● **Exercise goal**
Take every line where the string "object" appears and copy it.

Dataset items
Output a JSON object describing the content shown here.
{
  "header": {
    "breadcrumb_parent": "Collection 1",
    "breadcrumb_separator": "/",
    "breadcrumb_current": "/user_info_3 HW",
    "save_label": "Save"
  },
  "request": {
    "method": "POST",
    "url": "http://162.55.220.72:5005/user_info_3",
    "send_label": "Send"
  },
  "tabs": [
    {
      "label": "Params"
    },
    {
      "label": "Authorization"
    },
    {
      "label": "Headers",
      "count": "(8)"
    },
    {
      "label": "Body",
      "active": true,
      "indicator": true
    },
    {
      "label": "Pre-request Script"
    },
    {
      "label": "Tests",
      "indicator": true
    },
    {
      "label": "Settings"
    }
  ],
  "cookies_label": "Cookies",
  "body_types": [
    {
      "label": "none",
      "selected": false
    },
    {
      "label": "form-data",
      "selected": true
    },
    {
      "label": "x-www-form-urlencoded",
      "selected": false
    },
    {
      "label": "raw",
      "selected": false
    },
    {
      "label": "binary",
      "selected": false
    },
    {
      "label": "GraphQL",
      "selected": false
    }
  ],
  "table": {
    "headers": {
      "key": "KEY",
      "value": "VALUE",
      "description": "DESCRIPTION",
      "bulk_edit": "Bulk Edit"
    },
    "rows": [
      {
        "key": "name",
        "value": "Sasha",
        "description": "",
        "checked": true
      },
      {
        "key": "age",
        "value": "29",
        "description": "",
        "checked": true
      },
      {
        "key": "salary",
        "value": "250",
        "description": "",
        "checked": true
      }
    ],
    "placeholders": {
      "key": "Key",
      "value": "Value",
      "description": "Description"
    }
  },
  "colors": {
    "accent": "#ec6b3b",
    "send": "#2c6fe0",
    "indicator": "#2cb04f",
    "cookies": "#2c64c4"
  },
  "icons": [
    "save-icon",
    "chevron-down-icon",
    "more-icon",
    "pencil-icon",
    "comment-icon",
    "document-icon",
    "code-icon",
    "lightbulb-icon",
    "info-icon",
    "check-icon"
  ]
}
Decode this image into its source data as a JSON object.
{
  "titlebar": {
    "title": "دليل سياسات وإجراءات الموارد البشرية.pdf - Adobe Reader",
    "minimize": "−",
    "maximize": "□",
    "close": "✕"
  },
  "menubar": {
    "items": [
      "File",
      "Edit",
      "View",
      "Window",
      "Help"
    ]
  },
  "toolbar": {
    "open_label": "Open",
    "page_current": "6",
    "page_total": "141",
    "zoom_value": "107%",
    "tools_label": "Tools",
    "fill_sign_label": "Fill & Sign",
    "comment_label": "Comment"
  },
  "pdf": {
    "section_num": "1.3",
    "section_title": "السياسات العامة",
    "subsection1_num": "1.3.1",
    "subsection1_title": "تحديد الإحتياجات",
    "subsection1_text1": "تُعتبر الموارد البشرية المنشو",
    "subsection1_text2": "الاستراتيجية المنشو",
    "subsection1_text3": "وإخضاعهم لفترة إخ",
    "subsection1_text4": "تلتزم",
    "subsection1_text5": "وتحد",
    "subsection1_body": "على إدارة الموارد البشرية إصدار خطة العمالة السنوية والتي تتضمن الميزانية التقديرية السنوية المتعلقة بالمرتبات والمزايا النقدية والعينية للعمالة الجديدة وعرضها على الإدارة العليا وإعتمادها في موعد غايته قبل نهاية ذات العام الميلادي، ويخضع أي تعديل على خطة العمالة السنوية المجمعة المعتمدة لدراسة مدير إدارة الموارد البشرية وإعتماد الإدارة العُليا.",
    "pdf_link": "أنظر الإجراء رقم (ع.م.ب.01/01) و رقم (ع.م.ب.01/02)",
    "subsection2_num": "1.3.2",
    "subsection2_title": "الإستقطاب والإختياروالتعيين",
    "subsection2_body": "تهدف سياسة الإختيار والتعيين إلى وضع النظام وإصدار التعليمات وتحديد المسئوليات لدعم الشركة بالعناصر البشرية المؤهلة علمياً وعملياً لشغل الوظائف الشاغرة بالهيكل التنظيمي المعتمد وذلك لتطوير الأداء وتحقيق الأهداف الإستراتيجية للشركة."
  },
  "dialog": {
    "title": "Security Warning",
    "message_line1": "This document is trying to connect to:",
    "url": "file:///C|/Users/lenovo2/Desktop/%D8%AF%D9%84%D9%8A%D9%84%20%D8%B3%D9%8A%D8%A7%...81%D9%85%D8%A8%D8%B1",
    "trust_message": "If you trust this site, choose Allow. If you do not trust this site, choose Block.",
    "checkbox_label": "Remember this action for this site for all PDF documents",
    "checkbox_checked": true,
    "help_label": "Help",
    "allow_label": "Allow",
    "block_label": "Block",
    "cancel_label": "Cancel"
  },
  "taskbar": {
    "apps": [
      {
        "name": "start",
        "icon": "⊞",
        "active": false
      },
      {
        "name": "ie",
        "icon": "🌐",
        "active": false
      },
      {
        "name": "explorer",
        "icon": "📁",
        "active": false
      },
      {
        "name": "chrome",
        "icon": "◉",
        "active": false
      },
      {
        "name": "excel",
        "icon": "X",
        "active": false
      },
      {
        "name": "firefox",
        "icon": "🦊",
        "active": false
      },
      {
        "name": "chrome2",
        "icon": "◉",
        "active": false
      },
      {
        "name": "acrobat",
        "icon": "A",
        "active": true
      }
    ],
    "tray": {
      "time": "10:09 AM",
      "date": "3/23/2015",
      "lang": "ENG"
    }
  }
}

● **Completed exercise**
Output a JSON object describing the content shown here.
Decode this image into its source data as a JSON object.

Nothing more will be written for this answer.